▸ Records to use
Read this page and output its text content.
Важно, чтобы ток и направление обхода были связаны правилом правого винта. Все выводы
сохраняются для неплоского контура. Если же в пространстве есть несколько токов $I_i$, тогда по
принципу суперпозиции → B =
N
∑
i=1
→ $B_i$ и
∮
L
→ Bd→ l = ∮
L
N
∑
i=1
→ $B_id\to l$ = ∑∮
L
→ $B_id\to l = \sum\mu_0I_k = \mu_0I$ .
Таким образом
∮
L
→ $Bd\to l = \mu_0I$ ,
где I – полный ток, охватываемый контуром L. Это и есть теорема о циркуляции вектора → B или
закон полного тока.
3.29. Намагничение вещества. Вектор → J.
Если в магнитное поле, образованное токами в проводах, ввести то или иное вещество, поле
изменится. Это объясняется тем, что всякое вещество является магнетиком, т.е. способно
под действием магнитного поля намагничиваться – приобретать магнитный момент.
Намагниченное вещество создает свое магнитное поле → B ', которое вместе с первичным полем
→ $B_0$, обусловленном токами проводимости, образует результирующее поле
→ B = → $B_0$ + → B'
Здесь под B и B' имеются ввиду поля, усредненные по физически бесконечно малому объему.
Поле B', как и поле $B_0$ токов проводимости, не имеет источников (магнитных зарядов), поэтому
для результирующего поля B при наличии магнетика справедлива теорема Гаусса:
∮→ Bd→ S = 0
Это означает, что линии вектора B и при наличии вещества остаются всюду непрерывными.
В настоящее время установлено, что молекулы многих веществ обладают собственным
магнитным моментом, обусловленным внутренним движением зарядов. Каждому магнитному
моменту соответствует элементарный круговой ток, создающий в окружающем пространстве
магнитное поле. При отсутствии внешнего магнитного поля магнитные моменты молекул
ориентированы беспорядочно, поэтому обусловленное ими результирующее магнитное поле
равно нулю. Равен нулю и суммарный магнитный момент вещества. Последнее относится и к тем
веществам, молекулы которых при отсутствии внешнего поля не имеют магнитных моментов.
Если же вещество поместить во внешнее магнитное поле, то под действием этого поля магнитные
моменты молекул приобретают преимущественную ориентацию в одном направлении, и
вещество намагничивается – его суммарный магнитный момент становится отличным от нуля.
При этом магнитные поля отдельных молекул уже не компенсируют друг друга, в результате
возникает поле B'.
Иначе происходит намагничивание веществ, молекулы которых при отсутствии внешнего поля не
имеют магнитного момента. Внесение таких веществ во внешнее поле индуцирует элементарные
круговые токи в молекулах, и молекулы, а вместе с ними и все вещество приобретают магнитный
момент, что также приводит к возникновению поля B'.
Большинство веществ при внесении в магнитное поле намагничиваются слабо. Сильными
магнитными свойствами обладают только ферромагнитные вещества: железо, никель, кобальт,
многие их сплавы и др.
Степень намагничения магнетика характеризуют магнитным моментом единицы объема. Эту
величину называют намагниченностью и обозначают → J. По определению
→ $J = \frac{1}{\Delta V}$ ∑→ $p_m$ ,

▸ Job
Reproduce the data in its entirety, matching each character.

▸ Correct result
Read this page and output its text content.
Важно, чтобы ток и направление обхода были связаны правилом правого винта. Все выводы
сохраняются для неплоского контура. Если же в пространстве есть несколько токов $I_i$, тогда по
принципу суперпозиции → B =
N
∑
i=1
→ $B_i$ и
∮
L
→ Bd→ l = ∮
L
N
∑
i=1
→ $B_id\to l$ = ∑∮
L
→ $B_id\to l = \sum\mu_0I_k = \mu_0I$ .
Таким образом
∮
L
→ $Bd\to l = \mu_0I$ ,
где I – полный ток, охватываемый контуром L. Это и есть теорема о циркуляции вектора → B или
закон полного тока.
3.29. Намагничение вещества. Вектор → J.
Если в магнитное поле, образованное токами в проводах, ввести то или иное вещество, поле
изменится. Это объясняется тем, что всякое вещество является магнетиком, т.е. способно
под действием магнитного поля намагничиваться – приобретать магнитный момент.
Намагниченное вещество создает свое магнитное поле → B ', которое вместе с первичным полем
→ $B_0$, обусловленном токами проводимости, образует результирующее поле
→ B = → $B_0$ + → B'
Здесь под B и B' имеются ввиду поля, усредненные по физически бесконечно малому объему.
Поле B', как и поле $B_0$ токов проводимости, не имеет источников (магнитных зарядов), поэтому
для результирующего поля B при наличии магнетика справедлива теорема Гаусса:
∮→ Bd→ S = 0
Это означает, что линии вектора B и при наличии вещества остаются всюду непрерывными.
В настоящее время установлено, что молекулы многих веществ обладают собственным
магнитным моментом, обусловленным внутренним движением зарядов. Каждому магнитному
моменту соответствует элементарный круговой ток, создающий в окружающем пространстве
магнитное поле. При отсутствии внешнего магнитного поля магнитные моменты молекул
ориентированы беспорядочно, поэтому обусловленное ими результирующее магнитное поле
равно нулю. Равен нулю и суммарный магнитный момент вещества. Последнее относится и к тем
веществам, молекулы которых при отсутствии внешнего поля не имеют магнитных моментов.
Если же вещество поместить во внешнее магнитное поле, то под действием этого поля магнитные
моменты молекул приобретают преимущественную ориентацию в одном направлении, и
вещество намагничивается – его суммарный магнитный момент становится отличным от нуля.
При этом магнитные поля отдельных молекул уже не компенсируют друг друга, в результате
возникает поле B'.
Иначе происходит намагничивание веществ, молекулы которых при отсутствии внешнего поля не
имеют магнитного момента. Внесение таких веществ во внешнее поле индуцирует элементарные
круговые токи в молекулах, и молекулы, а вместе с ними и все вещество приобретают магнитный
момент, что также приводит к возникновению поля B'.
Большинство веществ при внесении в магнитное поле намагничиваются слабо. Сильными
магнитными свойствами обладают только ферромагнитные вещества: железо, никель, кобальт,
многие их сплавы и др.
Степень намагничения магнетика характеризуют магнитным моментом единицы объема. Эту
величину называют намагниченностью и обозначают → J. По определению
→ $J = \frac{1}{\Delta V}$ ∑→ $p_m$ ,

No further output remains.